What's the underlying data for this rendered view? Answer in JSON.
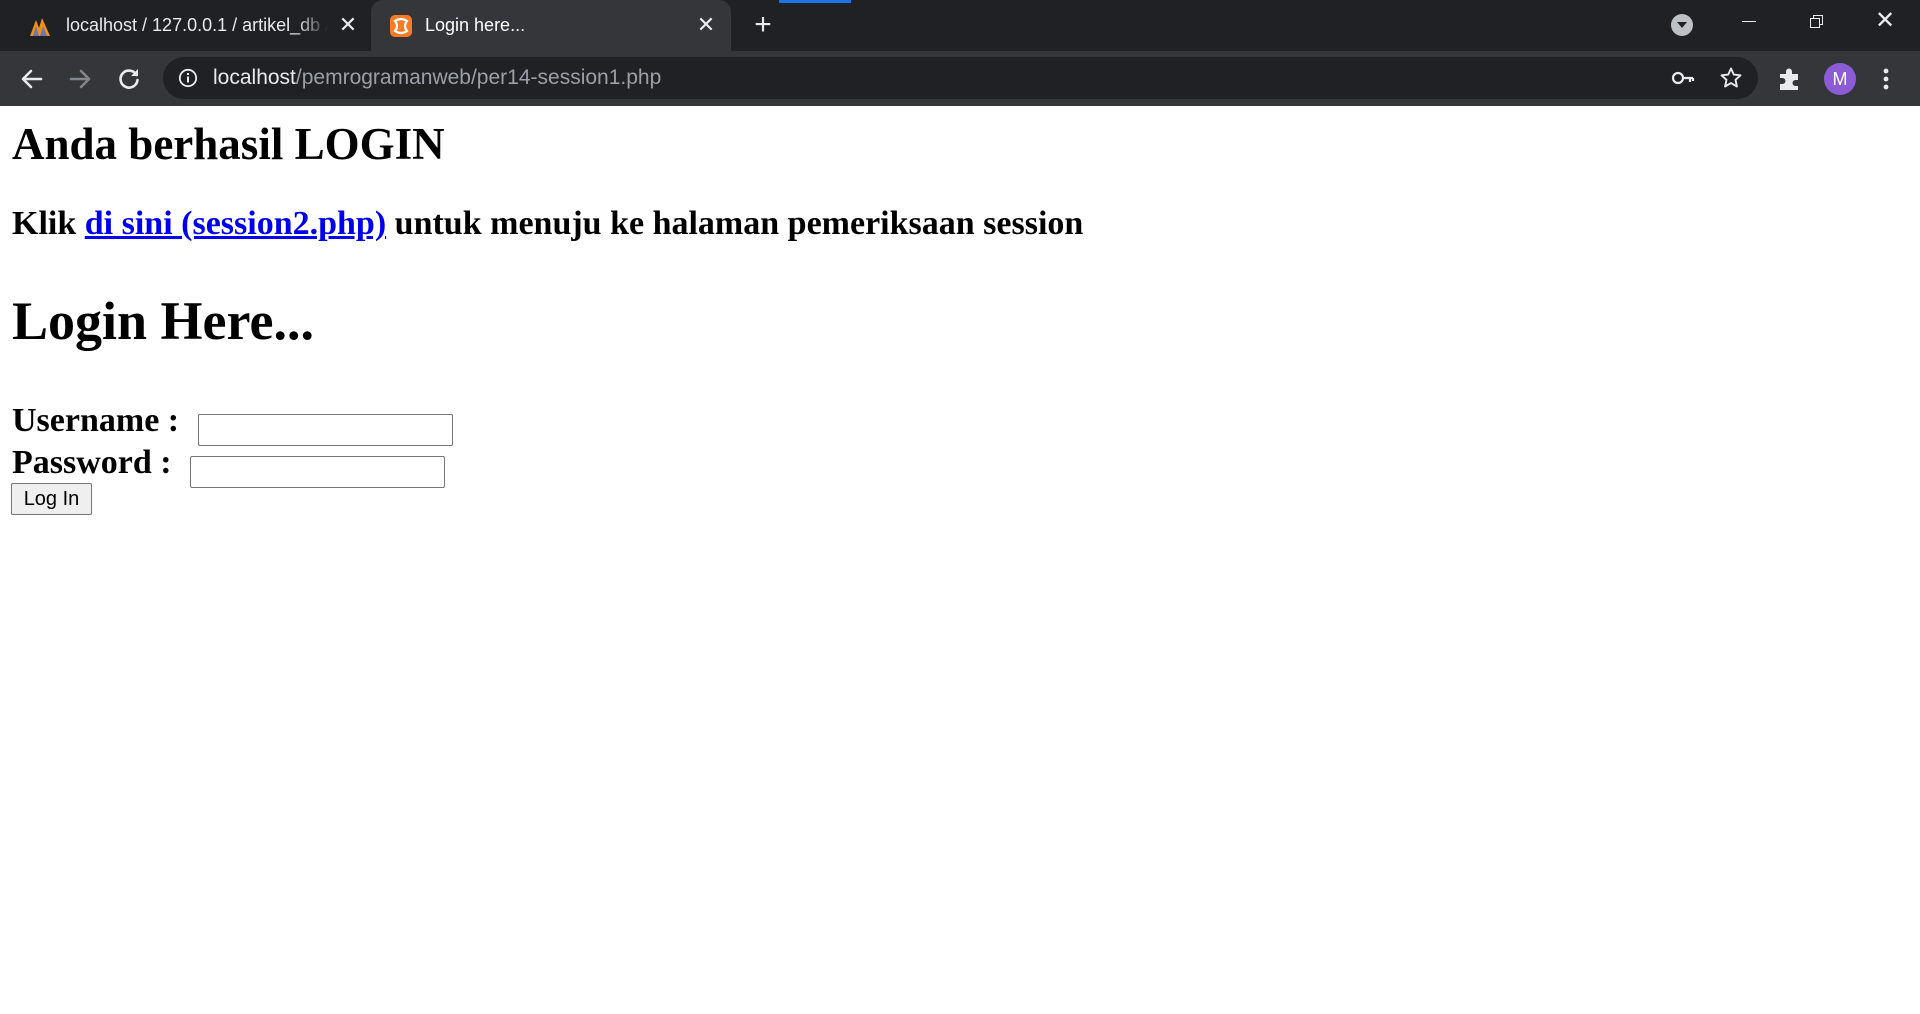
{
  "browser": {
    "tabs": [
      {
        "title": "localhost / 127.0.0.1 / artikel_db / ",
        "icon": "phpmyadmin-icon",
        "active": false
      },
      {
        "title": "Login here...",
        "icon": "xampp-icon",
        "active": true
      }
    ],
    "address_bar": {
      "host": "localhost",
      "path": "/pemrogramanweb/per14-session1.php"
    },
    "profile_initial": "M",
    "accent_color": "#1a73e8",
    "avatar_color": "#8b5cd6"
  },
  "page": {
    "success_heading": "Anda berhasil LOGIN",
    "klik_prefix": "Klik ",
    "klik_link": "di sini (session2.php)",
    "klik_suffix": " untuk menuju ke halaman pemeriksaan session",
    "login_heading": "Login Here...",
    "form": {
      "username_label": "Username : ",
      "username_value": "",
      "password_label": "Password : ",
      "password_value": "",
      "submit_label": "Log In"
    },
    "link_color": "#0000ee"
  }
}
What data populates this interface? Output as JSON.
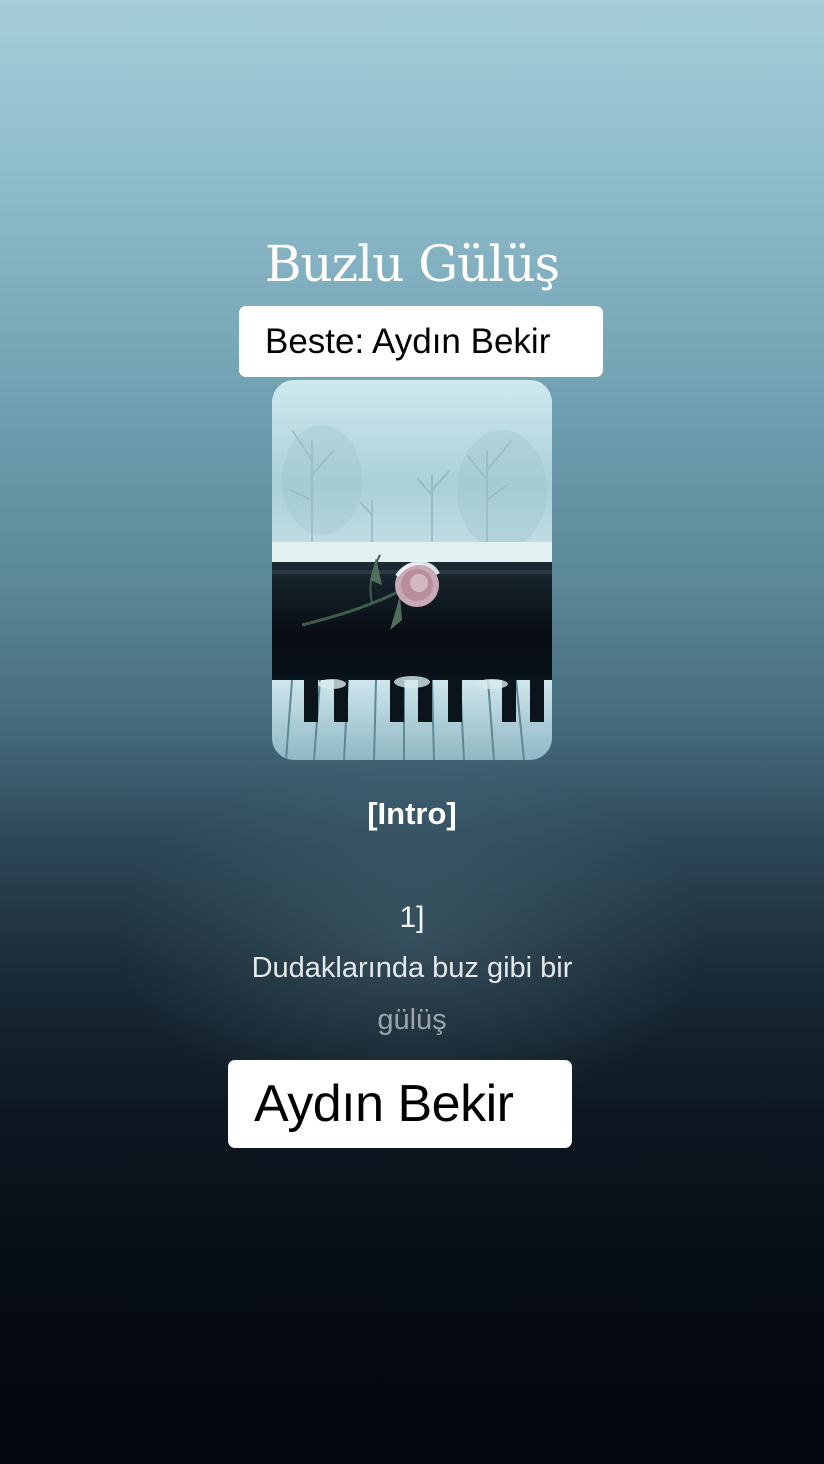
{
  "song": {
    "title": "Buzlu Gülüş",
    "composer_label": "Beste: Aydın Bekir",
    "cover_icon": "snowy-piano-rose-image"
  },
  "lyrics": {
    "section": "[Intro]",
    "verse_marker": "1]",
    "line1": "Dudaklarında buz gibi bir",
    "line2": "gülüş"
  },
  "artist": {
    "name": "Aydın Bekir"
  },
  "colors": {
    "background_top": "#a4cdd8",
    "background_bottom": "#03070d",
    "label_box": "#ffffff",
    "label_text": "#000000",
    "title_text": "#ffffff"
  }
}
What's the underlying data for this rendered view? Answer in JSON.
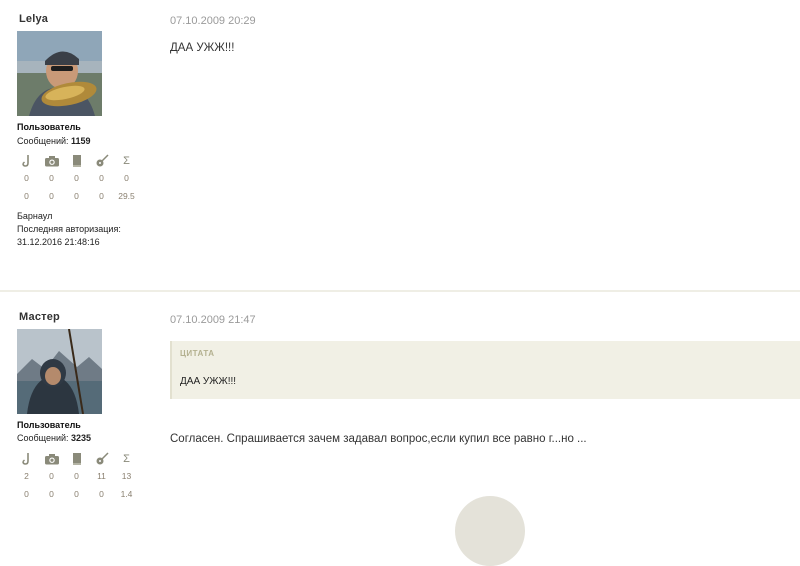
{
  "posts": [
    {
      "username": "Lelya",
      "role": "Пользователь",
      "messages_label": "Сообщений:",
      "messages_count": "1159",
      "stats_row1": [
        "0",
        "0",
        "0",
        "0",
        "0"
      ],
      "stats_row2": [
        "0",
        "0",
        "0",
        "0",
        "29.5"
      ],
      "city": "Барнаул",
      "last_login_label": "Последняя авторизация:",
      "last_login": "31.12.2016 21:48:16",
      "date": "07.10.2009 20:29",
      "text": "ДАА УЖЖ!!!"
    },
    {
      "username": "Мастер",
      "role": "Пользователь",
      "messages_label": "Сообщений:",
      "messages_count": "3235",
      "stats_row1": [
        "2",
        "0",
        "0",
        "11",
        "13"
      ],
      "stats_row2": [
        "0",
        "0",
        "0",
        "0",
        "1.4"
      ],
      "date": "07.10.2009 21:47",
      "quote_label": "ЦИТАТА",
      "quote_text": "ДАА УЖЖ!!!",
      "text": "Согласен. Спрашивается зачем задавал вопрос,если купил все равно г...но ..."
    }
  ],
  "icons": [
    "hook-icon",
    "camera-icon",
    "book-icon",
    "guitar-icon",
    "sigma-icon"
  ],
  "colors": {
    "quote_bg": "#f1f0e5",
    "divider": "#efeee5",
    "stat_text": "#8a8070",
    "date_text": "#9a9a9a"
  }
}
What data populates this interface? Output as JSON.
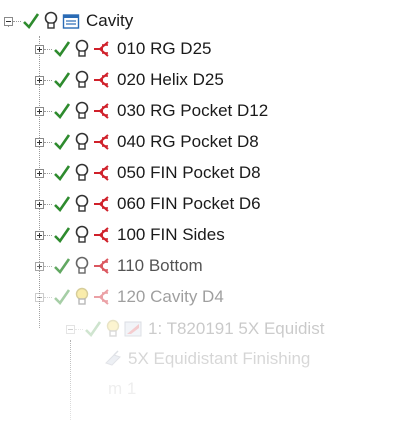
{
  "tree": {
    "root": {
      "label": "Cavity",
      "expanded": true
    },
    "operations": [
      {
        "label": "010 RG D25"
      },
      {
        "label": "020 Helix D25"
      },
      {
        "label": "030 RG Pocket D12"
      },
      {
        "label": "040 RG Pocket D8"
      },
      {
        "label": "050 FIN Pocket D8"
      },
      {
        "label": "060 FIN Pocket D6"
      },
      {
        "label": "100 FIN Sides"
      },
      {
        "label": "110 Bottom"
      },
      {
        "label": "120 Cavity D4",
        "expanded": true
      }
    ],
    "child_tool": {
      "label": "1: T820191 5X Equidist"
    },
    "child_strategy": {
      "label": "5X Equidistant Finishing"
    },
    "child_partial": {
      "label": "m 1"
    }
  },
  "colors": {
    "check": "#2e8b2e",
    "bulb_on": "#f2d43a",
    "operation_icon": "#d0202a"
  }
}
——————————
● **TASK DETAILS**
Pictures are to be left out; all else in the entries above is to be quoted exactly.

● **WRITTEN ANSWER**
What's the underlying data for this rendered view? Answer in JSON.
{
  "browser": {
    "tabs": [
      {
        "title": "localhost / 127.0.0.1 / artikel_db / ",
        "icon": "phpmyadmin-icon",
        "active": false
      },
      {
        "title": "Login here...",
        "icon": "xampp-icon",
        "active": true
      }
    ],
    "address_bar": {
      "host": "localhost",
      "path": "/pemrogramanweb/per14-session1.php"
    },
    "profile_initial": "M",
    "accent_color": "#1a73e8",
    "avatar_color": "#8b5cd6"
  },
  "page": {
    "success_heading": "Anda berhasil LOGIN",
    "klik_prefix": "Klik ",
    "klik_link": "di sini (session2.php)",
    "klik_suffix": " untuk menuju ke halaman pemeriksaan session",
    "login_heading": "Login Here...",
    "form": {
      "username_label": "Username : ",
      "username_value": "",
      "password_label": "Password : ",
      "password_value": "",
      "submit_label": "Log In"
    },
    "link_color": "#0000ee"
  }
}
What data populates this interface? Output as JSON.
{
  "song": {
    "title": "Buzlu Gülüş",
    "composer_label": "Beste: Aydın Bekir",
    "cover_icon": "snowy-piano-rose-image"
  },
  "lyrics": {
    "section": "[Intro]",
    "verse_marker": "1]",
    "line1": "Dudaklarında buz gibi bir",
    "line2": "gülüş"
  },
  "artist": {
    "name": "Aydın Bekir"
  },
  "colors": {
    "background_top": "#a4cdd8",
    "background_bottom": "#03070d",
    "label_box": "#ffffff",
    "label_text": "#000000",
    "title_text": "#ffffff"
  }
}
What's the underlying data for this rendered view? Answer in JSON.
{
  "posts": [
    {
      "username": "Lelya",
      "role": "Пользователь",
      "messages_label": "Сообщений:",
      "messages_count": "1159",
      "stats_row1": [
        "0",
        "0",
        "0",
        "0",
        "0"
      ],
      "stats_row2": [
        "0",
        "0",
        "0",
        "0",
        "29.5"
      ],
      "city": "Барнаул",
      "last_login_label": "Последняя авторизация:",
      "last_login": "31.12.2016 21:48:16",
      "date": "07.10.2009 20:29",
      "text": "ДАА УЖЖ!!!"
    },
    {
      "username": "Мастер",
      "role": "Пользователь",
      "messages_label": "Сообщений:",
      "messages_count": "3235",
      "stats_row1": [
        "2",
        "0",
        "0",
        "11",
        "13"
      ],
      "stats_row2": [
        "0",
        "0",
        "0",
        "0",
        "1.4"
      ],
      "date": "07.10.2009 21:47",
      "quote_label": "ЦИТАТА",
      "quote_text": "ДАА УЖЖ!!!",
      "text": "Согласен. Спрашивается зачем задавал вопрос,если купил все равно г...но ..."
    }
  ],
  "icons": [
    "hook-icon",
    "camera-icon",
    "book-icon",
    "guitar-icon",
    "sigma-icon"
  ],
  "colors": {
    "quote_bg": "#f1f0e5",
    "divider": "#efeee5",
    "stat_text": "#8a8070",
    "date_text": "#9a9a9a"
  }
}
What data populates this interface? Output as JSON.
{
  "tree": {
    "root": {
      "label": "Cavity",
      "expanded": true
    },
    "operations": [
      {
        "label": "010 RG D25"
      },
      {
        "label": "020 Helix D25"
      },
      {
        "label": "030 RG Pocket D12"
      },
      {
        "label": "040 RG Pocket D8"
      },
      {
        "label": "050 FIN Pocket D8"
      },
      {
        "label": "060 FIN Pocket D6"
      },
      {
        "label": "100 FIN Sides"
      },
      {
        "label": "110 Bottom"
      },
      {
        "label": "120 Cavity D4",
        "expanded": true
      }
    ],
    "child_tool": {
      "label": "1: T820191 5X Equidist"
    },
    "child_strategy": {
      "label": "5X Equidistant Finishing"
    },
    "child_partial": {
      "label": "m 1"
    }
  },
  "colors": {
    "check": "#2e8b2e",
    "bulb_on": "#f2d43a",
    "operation_icon": "#d0202a"
  }
}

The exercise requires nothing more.